- **WHAT YOU HAVE TO DO**
What is the count of lines that hold the word "label"? Give only the number.

Start of GIVEN INFORMATION

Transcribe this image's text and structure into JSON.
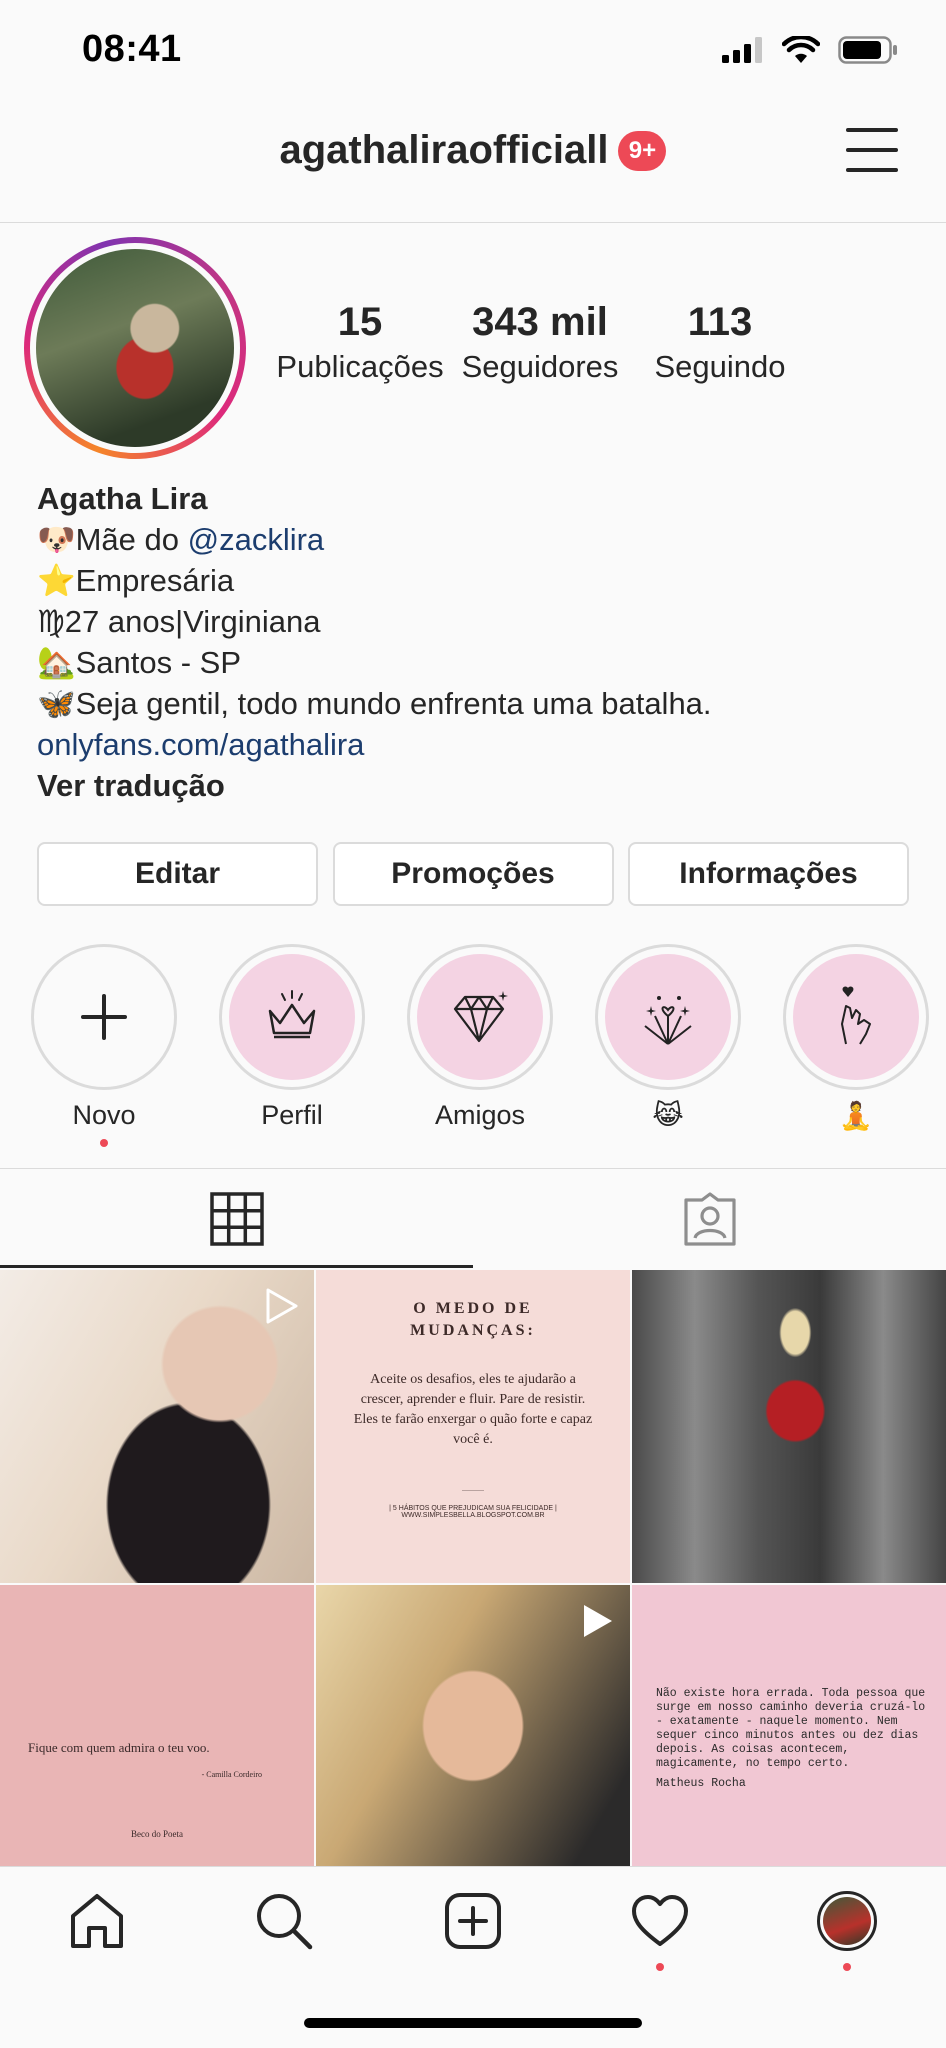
{
  "status_bar": {
    "time": "08:41"
  },
  "header": {
    "username": "agathaliraofficiall",
    "notification_badge": "9+"
  },
  "profile": {
    "stats": [
      {
        "value": "15",
        "label": "Publicações"
      },
      {
        "value": "343 mil",
        "label": "Seguidores"
      },
      {
        "value": "113",
        "label": "Seguindo"
      }
    ],
    "name": "Agatha Lira",
    "bio": {
      "line1_emoji": "🐶",
      "line1_text": "Mãe do ",
      "line1_mention": "@zacklira",
      "line2": "⭐Empresária",
      "line3": "♍27 anos|Virginiana",
      "line4": "🏡Santos - SP",
      "line5": "🦋Seja gentil, todo mundo enfrenta uma batalha."
    },
    "link": "onlyfans.com/agathalira",
    "translate": "Ver tradução"
  },
  "buttons": {
    "edit": "Editar",
    "promotions": "Promoções",
    "info": "Informações"
  },
  "highlights": [
    {
      "label": "Novo",
      "icon": "plus-icon"
    },
    {
      "label": "Perfil",
      "icon": "crown-icon"
    },
    {
      "label": "Amigos",
      "icon": "diamond-icon"
    },
    {
      "label": "😹",
      "icon": "fireworks-icon"
    },
    {
      "label": "🧘",
      "icon": "finger-heart-icon"
    }
  ],
  "tabs": [
    {
      "icon": "grid-icon",
      "active": true
    },
    {
      "icon": "tagged-icon",
      "active": false
    }
  ],
  "posts": {
    "post2": {
      "title_line1": "O MEDO DE",
      "title_line2": "MUDANÇAS:",
      "body": "Aceite os desafios, eles te ajudarão a crescer, aprender e fluir. Pare de resistir. Eles te farão enxergar o quão forte e capaz você é.",
      "footer_line1": "| 5 HÁBITOS QUE PREJUDICAM SUA FELICIDADE |",
      "footer_line2": "WWW.SIMPLESBELLA.BLOGSPOT.COM.BR"
    },
    "post4": {
      "quote": "Fique com quem admira o teu voo.",
      "author": "- Camilla Cordeiro",
      "source": "Beco do Poeta"
    },
    "post6": {
      "quote": "Não existe hora errada. Toda pessoa que surge em nosso caminho deveria cruzá-lo - exatamente - naquele momento. Nem sequer cinco minutos antes ou dez dias depois. As coisas acontecem, magicamente, no tempo certo.",
      "author": "Matheus Rocha"
    }
  },
  "colors": {
    "accent_red": "#ed4956",
    "link_blue": "#1c3d6e",
    "highlight_pink": "#f4d3e3"
  },
  "bottom_nav": [
    "home-icon",
    "search-icon",
    "add-post-icon",
    "heart-icon",
    "profile-avatar"
  ]
}
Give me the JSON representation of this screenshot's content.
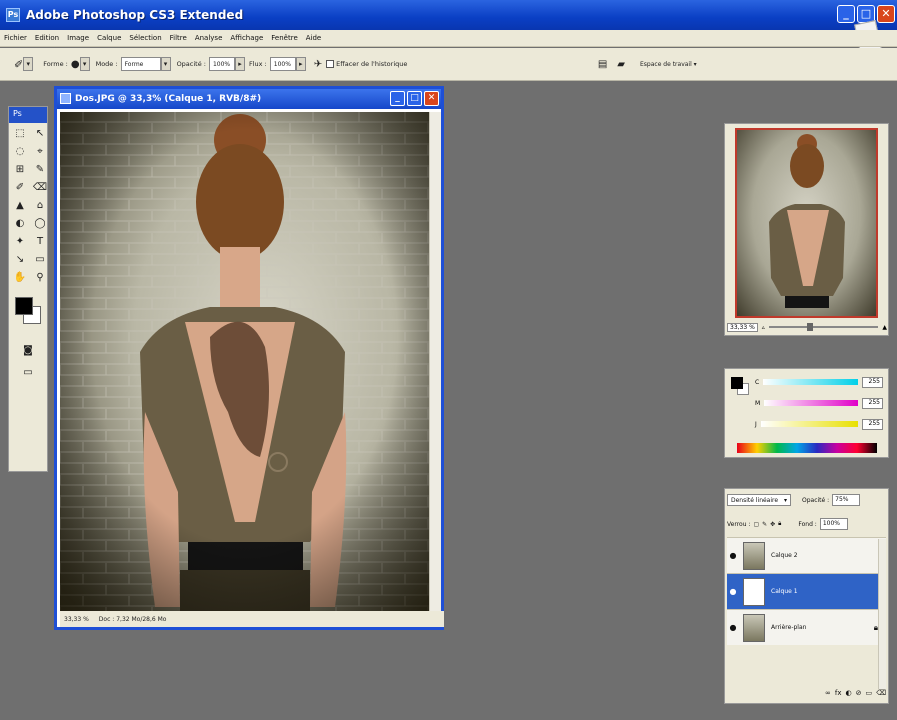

End of GIVEN INFORMATION

- **SOLUTION FOR THIS TASK**
8